■ PROBLEM DESCRIPTION: Reproduce all the lines below exactly and omit the images.

■ INFORMATION PROVIDED:

···

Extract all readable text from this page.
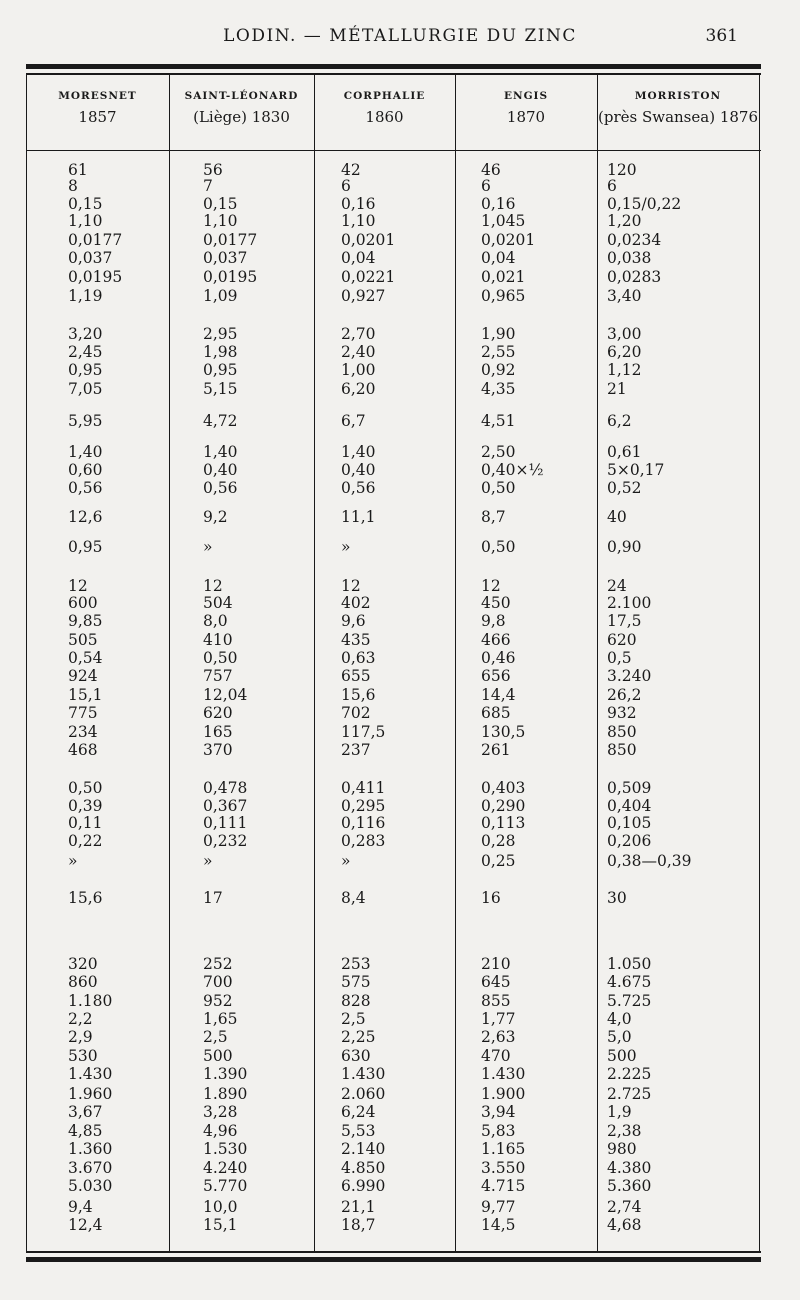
LODIN. — MÉTALLURGIE DU ZINC	361
MORESNET
1857
61
8
0,15
1,10
0,0177
0,037
0,0195
1,19
3,20
2,45
0,95
7,05
5,95
1,40
0,60
0,56
12,6
0,95
12
600
9,85
505
0,54
924
15,1
775
234
468
0,50
0,39
0,11
0,22
»
15,6
320
860
1.180
2,2
2,9
530
1.430
1.960
3,67
4,85
1.360
3.670
5.030
9,4
12,4
SAINT-LÉONARD
(Liège) 1830
56
7
0,15
1,10
0,0177
0,037
0,0195
1,09
2,95
1,98
0,95
5,15
4,72
1,40
0,40
0,56
9,2
»
12
504
8,0
410
0,50
757
12,04
620
165
370
0,478
0,367
0,111
0,232
»
17
252
700
952
1,65
2,5
500
1.390
1.890
3,28
4,96
1.530
4.240
5.770
10,0
15,1
CORPHALIE
1860
42
6
0,16
1,10
0,0201
0,04
0,0221
0,927
2,70
2,40
1,00
6,20
6,7
1,40
0,40
0,56
11,1
»
12
402
9,6
435
0,63
655
15,6
702
117,5
237
0,411
0,295
0,116
0,283
»
8,4
253
575
828
2,5
2,25
630
1.430
2.060
6,24
5,53
2.140
4.850
6.990
21,1
18,7
ENGIS
1870
46
6
0,16
1,045
0,0201
0,04
0,021
0,965
1,90
2,55
0,92
4,35
4,51
2,50
0,40×½
0,50
8,7
0,50
12
450
9,8
466
0,46
656
14,4
685
130,5
261
0,403
0,290
0,113
0,28
0,25
16
210
645
855
1,77
2,63
470
1.430
1.900
3,94
5,83
1.165
3.550
4.715
9,77
14,5
MORRISTON
(près Swansea) 1876
120
6
0,15/0,22
1,20
0,0234
0,038
0,0283
3,40
3,00
6,20
1,12
21
6,2
0,61
5×0,17
0,52
40
0,90
24
2.100
17,5
620
0,5
3.240
26,2
932
850
850
0,509
0,404
0,105
0,206
0,38—0,39
30
1.050
4.675
5.725
4,0
5,0
500
2.225
2.725
1,9
2,38
980
4.380
5.360
2,74
4,68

···

■ ANSWER TO THIS TASK:
Extract all readable text from this page.
LODIN. — MÉTALLURGIE DU ZINC	361
MORESNET
1857
61
8
0,15
1,10
0,0177
0,037
0,0195
1,19
3,20
2,45
0,95
7,05
5,95
1,40
0,60
0,56
12,6
0,95
12
600
9,85
505
0,54
924
15,1
775
234
468
0,50
0,39
0,11
0,22
»
15,6
320
860
1.180
2,2
2,9
530
1.430
1.960
3,67
4,85
1.360
3.670
5.030
9,4
12,4
SAINT-LÉONARD
(Liège) 1830
56
7
0,15
1,10
0,0177
0,037
0,0195
1,09
2,95
1,98
0,95
5,15
4,72
1,40
0,40
0,56
9,2
»
12
504
8,0
410
0,50
757
12,04
620
165
370
0,478
0,367
0,111
0,232
»
17
252
700
952
1,65
2,5
500
1.390
1.890
3,28
4,96
1.530
4.240
5.770
10,0
15,1
CORPHALIE
1860
42
6
0,16
1,10
0,0201
0,04
0,0221
0,927
2,70
2,40
1,00
6,20
6,7
1,40
0,40
0,56
11,1
»
12
402
9,6
435
0,63
655
15,6
702
117,5
237
0,411
0,295
0,116
0,283
»
8,4
253
575
828
2,5
2,25
630
1.430
2.060
6,24
5,53
2.140
4.850
6.990
21,1
18,7
ENGIS
1870
46
6
0,16
1,045
0,0201
0,04
0,021
0,965
1,90
2,55
0,92
4,35
4,51
2,50
0,40×½
0,50
8,7
0,50
12
450
9,8
466
0,46
656
14,4
685
130,5
261
0,403
0,290
0,113
0,28
0,25
16
210
645
855
1,77
2,63
470
1.430
1.900
3,94
5,83
1.165
3.550
4.715
9,77
14,5
MORRISTON
(près Swansea) 1876
120
6
0,15/0,22
1,20
0,0234
0,038
0,0283
3,40
3,00
6,20
1,12
21
6,2
0,61
5×0,17
0,52
40
0,90
24
2.100
17,5
620
0,5
3.240
26,2
932
850
850
0,509
0,404
0,105
0,206
0,38—0,39
30
1.050
4.675
5.725
4,0
5,0
500
2.225
2.725
1,9
2,38
980
4.380
5.360
2,74
4,68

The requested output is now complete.